Requirement »
Output all lines exactly.

The input »
## BEGIN

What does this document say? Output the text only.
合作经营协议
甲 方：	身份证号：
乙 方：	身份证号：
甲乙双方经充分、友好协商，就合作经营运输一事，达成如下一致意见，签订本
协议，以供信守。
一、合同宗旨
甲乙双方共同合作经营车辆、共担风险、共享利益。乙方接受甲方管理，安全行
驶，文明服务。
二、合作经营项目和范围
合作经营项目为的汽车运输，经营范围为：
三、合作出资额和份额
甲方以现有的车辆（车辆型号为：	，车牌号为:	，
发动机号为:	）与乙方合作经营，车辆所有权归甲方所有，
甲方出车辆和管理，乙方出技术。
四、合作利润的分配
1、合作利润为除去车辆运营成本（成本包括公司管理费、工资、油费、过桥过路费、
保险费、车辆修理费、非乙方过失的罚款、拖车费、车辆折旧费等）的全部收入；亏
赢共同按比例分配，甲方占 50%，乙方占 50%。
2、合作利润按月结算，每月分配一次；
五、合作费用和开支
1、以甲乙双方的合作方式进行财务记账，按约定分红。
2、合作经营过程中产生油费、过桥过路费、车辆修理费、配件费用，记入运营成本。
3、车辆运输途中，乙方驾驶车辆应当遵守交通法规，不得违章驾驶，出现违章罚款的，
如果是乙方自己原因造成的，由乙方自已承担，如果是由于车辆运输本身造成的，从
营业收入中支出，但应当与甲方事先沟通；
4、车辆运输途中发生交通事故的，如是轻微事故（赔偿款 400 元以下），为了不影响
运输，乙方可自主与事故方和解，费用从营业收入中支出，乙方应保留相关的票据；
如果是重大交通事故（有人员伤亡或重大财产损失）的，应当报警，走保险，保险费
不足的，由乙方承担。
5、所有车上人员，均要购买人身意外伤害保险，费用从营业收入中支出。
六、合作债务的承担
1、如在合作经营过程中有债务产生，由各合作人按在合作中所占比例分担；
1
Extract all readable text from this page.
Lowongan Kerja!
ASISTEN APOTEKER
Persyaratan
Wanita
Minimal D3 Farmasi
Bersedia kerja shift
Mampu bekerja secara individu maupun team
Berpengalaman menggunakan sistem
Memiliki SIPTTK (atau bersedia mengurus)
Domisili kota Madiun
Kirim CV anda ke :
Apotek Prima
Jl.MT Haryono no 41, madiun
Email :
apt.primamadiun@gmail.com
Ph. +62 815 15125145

## END

Exercise result »
What does this document say? Output the text only.
合作经营协议
甲 方：	身份证号：
乙 方：	身份证号：
甲乙双方经充分、友好协商，就合作经营运输一事，达成如下一致意见，签订本
协议，以供信守。
一、合同宗旨
甲乙双方共同合作经营车辆、共担风险、共享利益。乙方接受甲方管理，安全行
驶，文明服务。
二、合作经营项目和范围
合作经营项目为的汽车运输，经营范围为：
三、合作出资额和份额
甲方以现有的车辆（车辆型号为：	，车牌号为:	，
发动机号为:	）与乙方合作经营，车辆所有权归甲方所有，
甲方出车辆和管理，乙方出技术。
四、合作利润的分配
1、合作利润为除去车辆运营成本（成本包括公司管理费、工资、油费、过桥过路费、
保险费、车辆修理费、非乙方过失的罚款、拖车费、车辆折旧费等）的全部收入；亏
赢共同按比例分配，甲方占 50%，乙方占 50%。
2、合作利润按月结算，每月分配一次；
五、合作费用和开支
1、以甲乙双方的合作方式进行财务记账，按约定分红。
2、合作经营过程中产生油费、过桥过路费、车辆修理费、配件费用，记入运营成本。
3、车辆运输途中，乙方驾驶车辆应当遵守交通法规，不得违章驾驶，出现违章罚款的，
如果是乙方自己原因造成的，由乙方自已承担，如果是由于车辆运输本身造成的，从
营业收入中支出，但应当与甲方事先沟通；
4、车辆运输途中发生交通事故的，如是轻微事故（赔偿款 400 元以下），为了不影响
运输，乙方可自主与事故方和解，费用从营业收入中支出，乙方应保留相关的票据；
如果是重大交通事故（有人员伤亡或重大财产损失）的，应当报警，走保险，保险费
不足的，由乙方承担。
5、所有车上人员，均要购买人身意外伤害保险，费用从营业收入中支出。
六、合作债务的承担
1、如在合作经营过程中有债务产生，由各合作人按在合作中所占比例分担；
1
Extract all readable text from this page.
Lowongan Kerja!
ASISTEN APOTEKER
Persyaratan
Wanita
Minimal D3 Farmasi
Bersedia kerja shift
Mampu bekerja secara individu maupun team
Berpengalaman menggunakan sistem
Memiliki SIPTTK (atau bersedia mengurus)
Domisili kota Madiun
Kirim CV anda ke :
Apotek Prima
Jl.MT Haryono no 41, madiun
Email :
apt.primamadiun@gmail.com
Ph. +62 815 15125145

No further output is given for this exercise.